* start Raw data *

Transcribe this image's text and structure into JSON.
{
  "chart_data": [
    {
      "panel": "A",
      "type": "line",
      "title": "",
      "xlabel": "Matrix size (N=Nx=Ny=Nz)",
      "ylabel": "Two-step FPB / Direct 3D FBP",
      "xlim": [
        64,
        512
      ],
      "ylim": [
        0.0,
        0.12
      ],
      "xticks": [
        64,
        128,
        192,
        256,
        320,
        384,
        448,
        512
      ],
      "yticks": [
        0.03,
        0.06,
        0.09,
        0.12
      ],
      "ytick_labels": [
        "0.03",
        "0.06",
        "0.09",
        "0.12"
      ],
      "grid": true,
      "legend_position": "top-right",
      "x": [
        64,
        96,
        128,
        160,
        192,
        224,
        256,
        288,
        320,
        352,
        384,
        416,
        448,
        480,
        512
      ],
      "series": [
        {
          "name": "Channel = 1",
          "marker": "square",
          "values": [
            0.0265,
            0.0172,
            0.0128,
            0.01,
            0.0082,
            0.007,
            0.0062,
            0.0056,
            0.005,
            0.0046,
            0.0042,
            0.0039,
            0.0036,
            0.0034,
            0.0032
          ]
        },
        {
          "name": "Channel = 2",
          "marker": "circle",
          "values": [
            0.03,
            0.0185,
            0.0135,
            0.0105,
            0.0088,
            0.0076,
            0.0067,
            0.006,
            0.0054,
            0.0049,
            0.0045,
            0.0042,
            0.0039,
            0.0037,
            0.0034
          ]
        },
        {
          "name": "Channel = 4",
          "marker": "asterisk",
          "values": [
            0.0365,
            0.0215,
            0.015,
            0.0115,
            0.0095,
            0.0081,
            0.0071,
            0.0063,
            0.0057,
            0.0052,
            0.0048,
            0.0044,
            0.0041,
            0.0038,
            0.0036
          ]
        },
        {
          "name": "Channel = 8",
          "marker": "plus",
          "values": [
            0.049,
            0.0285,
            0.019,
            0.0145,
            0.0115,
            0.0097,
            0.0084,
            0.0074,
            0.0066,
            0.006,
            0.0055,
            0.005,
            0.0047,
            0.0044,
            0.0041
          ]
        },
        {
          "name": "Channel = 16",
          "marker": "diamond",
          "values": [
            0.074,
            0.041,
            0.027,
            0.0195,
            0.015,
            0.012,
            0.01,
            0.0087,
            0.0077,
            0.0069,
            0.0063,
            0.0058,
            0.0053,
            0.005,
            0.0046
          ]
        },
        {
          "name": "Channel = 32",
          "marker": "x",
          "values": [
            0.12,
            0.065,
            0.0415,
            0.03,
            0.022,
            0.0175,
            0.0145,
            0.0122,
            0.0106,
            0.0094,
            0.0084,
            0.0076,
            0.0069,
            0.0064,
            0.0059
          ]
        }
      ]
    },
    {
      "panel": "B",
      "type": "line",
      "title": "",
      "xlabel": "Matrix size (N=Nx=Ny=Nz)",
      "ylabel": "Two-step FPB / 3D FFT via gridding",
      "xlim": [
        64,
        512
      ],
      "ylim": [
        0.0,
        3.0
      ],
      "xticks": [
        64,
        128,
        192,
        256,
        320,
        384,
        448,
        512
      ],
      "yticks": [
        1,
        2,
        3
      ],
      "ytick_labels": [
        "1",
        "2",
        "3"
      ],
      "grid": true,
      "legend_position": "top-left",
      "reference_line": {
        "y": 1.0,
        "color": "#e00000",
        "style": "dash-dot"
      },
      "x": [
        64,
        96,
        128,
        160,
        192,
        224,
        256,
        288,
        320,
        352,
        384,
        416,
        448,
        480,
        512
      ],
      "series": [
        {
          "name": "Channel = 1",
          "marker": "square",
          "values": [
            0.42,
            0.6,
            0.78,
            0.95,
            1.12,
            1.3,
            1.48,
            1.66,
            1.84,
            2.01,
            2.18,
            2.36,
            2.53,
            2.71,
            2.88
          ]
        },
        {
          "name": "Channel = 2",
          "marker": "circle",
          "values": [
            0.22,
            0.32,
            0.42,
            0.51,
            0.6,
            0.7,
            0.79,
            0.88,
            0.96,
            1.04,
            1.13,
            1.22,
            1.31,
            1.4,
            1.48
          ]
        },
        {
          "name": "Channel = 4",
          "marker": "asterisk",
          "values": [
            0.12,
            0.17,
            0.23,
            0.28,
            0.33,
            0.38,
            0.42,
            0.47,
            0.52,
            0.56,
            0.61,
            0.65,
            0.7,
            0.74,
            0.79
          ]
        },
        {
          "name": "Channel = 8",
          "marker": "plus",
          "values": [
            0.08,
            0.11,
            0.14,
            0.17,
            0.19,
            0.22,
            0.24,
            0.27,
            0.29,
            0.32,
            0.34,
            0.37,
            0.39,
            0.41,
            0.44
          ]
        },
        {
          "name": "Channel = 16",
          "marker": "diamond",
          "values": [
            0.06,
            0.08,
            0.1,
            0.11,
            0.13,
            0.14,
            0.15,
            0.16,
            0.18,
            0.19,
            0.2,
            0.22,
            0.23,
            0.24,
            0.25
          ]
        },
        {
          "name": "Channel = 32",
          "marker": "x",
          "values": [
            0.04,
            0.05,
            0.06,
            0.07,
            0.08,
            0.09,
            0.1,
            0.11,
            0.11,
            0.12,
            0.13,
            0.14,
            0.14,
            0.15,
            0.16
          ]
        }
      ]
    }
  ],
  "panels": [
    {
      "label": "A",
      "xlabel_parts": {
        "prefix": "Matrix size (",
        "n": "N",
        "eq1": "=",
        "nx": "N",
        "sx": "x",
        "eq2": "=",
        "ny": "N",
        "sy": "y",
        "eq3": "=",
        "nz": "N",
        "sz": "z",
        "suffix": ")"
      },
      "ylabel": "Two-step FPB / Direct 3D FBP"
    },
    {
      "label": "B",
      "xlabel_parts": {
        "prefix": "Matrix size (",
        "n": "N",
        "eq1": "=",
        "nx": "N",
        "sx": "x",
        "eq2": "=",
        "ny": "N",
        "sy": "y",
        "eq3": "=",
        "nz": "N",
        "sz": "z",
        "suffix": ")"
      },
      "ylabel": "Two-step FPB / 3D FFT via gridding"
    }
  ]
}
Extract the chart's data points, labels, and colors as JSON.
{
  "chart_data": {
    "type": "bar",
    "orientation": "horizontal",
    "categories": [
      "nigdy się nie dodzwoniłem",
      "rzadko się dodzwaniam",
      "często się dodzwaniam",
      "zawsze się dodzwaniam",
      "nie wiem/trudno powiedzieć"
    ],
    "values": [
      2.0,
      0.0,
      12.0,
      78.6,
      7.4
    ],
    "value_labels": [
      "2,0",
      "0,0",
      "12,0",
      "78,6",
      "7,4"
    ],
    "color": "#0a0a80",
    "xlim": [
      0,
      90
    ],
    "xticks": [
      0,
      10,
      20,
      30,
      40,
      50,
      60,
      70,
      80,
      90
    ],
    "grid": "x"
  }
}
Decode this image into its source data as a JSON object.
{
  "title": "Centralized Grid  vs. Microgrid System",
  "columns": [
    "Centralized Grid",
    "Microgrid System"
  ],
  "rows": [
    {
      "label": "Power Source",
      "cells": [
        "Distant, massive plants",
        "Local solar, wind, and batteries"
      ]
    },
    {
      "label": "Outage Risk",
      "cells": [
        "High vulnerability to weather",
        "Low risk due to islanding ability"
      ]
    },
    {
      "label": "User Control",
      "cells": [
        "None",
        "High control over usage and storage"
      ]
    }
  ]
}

* end Raw data *

▶ **Description of the task**
Write every entry out again exactly.

▶ **Solution to this task**
Transcribe this image's text and structure into JSON.
{
  "chart_data": [
    {
      "panel": "A",
      "type": "line",
      "title": "",
      "xlabel": "Matrix size (N=Nx=Ny=Nz)",
      "ylabel": "Two-step FPB / Direct 3D FBP",
      "xlim": [
        64,
        512
      ],
      "ylim": [
        0.0,
        0.12
      ],
      "xticks": [
        64,
        128,
        192,
        256,
        320,
        384,
        448,
        512
      ],
      "yticks": [
        0.03,
        0.06,
        0.09,
        0.12
      ],
      "ytick_labels": [
        "0.03",
        "0.06",
        "0.09",
        "0.12"
      ],
      "grid": true,
      "legend_position": "top-right",
      "x": [
        64,
        96,
        128,
        160,
        192,
        224,
        256,
        288,
        320,
        352,
        384,
        416,
        448,
        480,
        512
      ],
      "series": [
        {
          "name": "Channel = 1",
          "marker": "square",
          "values": [
            0.0265,
            0.0172,
            0.0128,
            0.01,
            0.0082,
            0.007,
            0.0062,
            0.0056,
            0.005,
            0.0046,
            0.0042,
            0.0039,
            0.0036,
            0.0034,
            0.0032
          ]
        },
        {
          "name": "Channel = 2",
          "marker": "circle",
          "values": [
            0.03,
            0.0185,
            0.0135,
            0.0105,
            0.0088,
            0.0076,
            0.0067,
            0.006,
            0.0054,
            0.0049,
            0.0045,
            0.0042,
            0.0039,
            0.0037,
            0.0034
          ]
        },
        {
          "name": "Channel = 4",
          "marker": "asterisk",
          "values": [
            0.0365,
            0.0215,
            0.015,
            0.0115,
            0.0095,
            0.0081,
            0.0071,
            0.0063,
            0.0057,
            0.0052,
            0.0048,
            0.0044,
            0.0041,
            0.0038,
            0.0036
          ]
        },
        {
          "name": "Channel = 8",
          "marker": "plus",
          "values": [
            0.049,
            0.0285,
            0.019,
            0.0145,
            0.0115,
            0.0097,
            0.0084,
            0.0074,
            0.0066,
            0.006,
            0.0055,
            0.005,
            0.0047,
            0.0044,
            0.0041
          ]
        },
        {
          "name": "Channel = 16",
          "marker": "diamond",
          "values": [
            0.074,
            0.041,
            0.027,
            0.0195,
            0.015,
            0.012,
            0.01,
            0.0087,
            0.0077,
            0.0069,
            0.0063,
            0.0058,
            0.0053,
            0.005,
            0.0046
          ]
        },
        {
          "name": "Channel = 32",
          "marker": "x",
          "values": [
            0.12,
            0.065,
            0.0415,
            0.03,
            0.022,
            0.0175,
            0.0145,
            0.0122,
            0.0106,
            0.0094,
            0.0084,
            0.0076,
            0.0069,
            0.0064,
            0.0059
          ]
        }
      ]
    },
    {
      "panel": "B",
      "type": "line",
      "title": "",
      "xlabel": "Matrix size (N=Nx=Ny=Nz)",
      "ylabel": "Two-step FPB / 3D FFT via gridding",
      "xlim": [
        64,
        512
      ],
      "ylim": [
        0.0,
        3.0
      ],
      "xticks": [
        64,
        128,
        192,
        256,
        320,
        384,
        448,
        512
      ],
      "yticks": [
        1,
        2,
        3
      ],
      "ytick_labels": [
        "1",
        "2",
        "3"
      ],
      "grid": true,
      "legend_position": "top-left",
      "reference_line": {
        "y": 1.0,
        "color": "#e00000",
        "style": "dash-dot"
      },
      "x": [
        64,
        96,
        128,
        160,
        192,
        224,
        256,
        288,
        320,
        352,
        384,
        416,
        448,
        480,
        512
      ],
      "series": [
        {
          "name": "Channel = 1",
          "marker": "square",
          "values": [
            0.42,
            0.6,
            0.78,
            0.95,
            1.12,
            1.3,
            1.48,
            1.66,
            1.84,
            2.01,
            2.18,
            2.36,
            2.53,
            2.71,
            2.88
          ]
        },
        {
          "name": "Channel = 2",
          "marker": "circle",
          "values": [
            0.22,
            0.32,
            0.42,
            0.51,
            0.6,
            0.7,
            0.79,
            0.88,
            0.96,
            1.04,
            1.13,
            1.22,
            1.31,
            1.4,
            1.48
          ]
        },
        {
          "name": "Channel = 4",
          "marker": "asterisk",
          "values": [
            0.12,
            0.17,
            0.23,
            0.28,
            0.33,
            0.38,
            0.42,
            0.47,
            0.52,
            0.56,
            0.61,
            0.65,
            0.7,
            0.74,
            0.79
          ]
        },
        {
          "name": "Channel = 8",
          "marker": "plus",
          "values": [
            0.08,
            0.11,
            0.14,
            0.17,
            0.19,
            0.22,
            0.24,
            0.27,
            0.29,
            0.32,
            0.34,
            0.37,
            0.39,
            0.41,
            0.44
          ]
        },
        {
          "name": "Channel = 16",
          "marker": "diamond",
          "values": [
            0.06,
            0.08,
            0.1,
            0.11,
            0.13,
            0.14,
            0.15,
            0.16,
            0.18,
            0.19,
            0.2,
            0.22,
            0.23,
            0.24,
            0.25
          ]
        },
        {
          "name": "Channel = 32",
          "marker": "x",
          "values": [
            0.04,
            0.05,
            0.06,
            0.07,
            0.08,
            0.09,
            0.1,
            0.11,
            0.11,
            0.12,
            0.13,
            0.14,
            0.14,
            0.15,
            0.16
          ]
        }
      ]
    }
  ],
  "panels": [
    {
      "label": "A",
      "xlabel_parts": {
        "prefix": "Matrix size (",
        "n": "N",
        "eq1": "=",
        "nx": "N",
        "sx": "x",
        "eq2": "=",
        "ny": "N",
        "sy": "y",
        "eq3": "=",
        "nz": "N",
        "sz": "z",
        "suffix": ")"
      },
      "ylabel": "Two-step FPB / Direct 3D FBP"
    },
    {
      "label": "B",
      "xlabel_parts": {
        "prefix": "Matrix size (",
        "n": "N",
        "eq1": "=",
        "nx": "N",
        "sx": "x",
        "eq2": "=",
        "ny": "N",
        "sy": "y",
        "eq3": "=",
        "nz": "N",
        "sz": "z",
        "suffix": ")"
      },
      "ylabel": "Two-step FPB / 3D FFT via gridding"
    }
  ]
}
Extract the chart's data points, labels, and colors as JSON.
{
  "chart_data": {
    "type": "bar",
    "orientation": "horizontal",
    "categories": [
      "nigdy się nie dodzwoniłem",
      "rzadko się dodzwaniam",
      "często się dodzwaniam",
      "zawsze się dodzwaniam",
      "nie wiem/trudno powiedzieć"
    ],
    "values": [
      2.0,
      0.0,
      12.0,
      78.6,
      7.4
    ],
    "value_labels": [
      "2,0",
      "0,0",
      "12,0",
      "78,6",
      "7,4"
    ],
    "color": "#0a0a80",
    "xlim": [
      0,
      90
    ],
    "xticks": [
      0,
      10,
      20,
      30,
      40,
      50,
      60,
      70,
      80,
      90
    ],
    "grid": "x"
  }
}
Decode this image into its source data as a JSON object.
{
  "title": "Centralized Grid  vs. Microgrid System",
  "columns": [
    "Centralized Grid",
    "Microgrid System"
  ],
  "rows": [
    {
      "label": "Power Source",
      "cells": [
        "Distant, massive plants",
        "Local solar, wind, and batteries"
      ]
    },
    {
      "label": "Outage Risk",
      "cells": [
        "High vulnerability to weather",
        "Low risk due to islanding ability"
      ]
    },
    {
      "label": "User Control",
      "cells": [
        "None",
        "High control over usage and storage"
      ]
    }
  ]
}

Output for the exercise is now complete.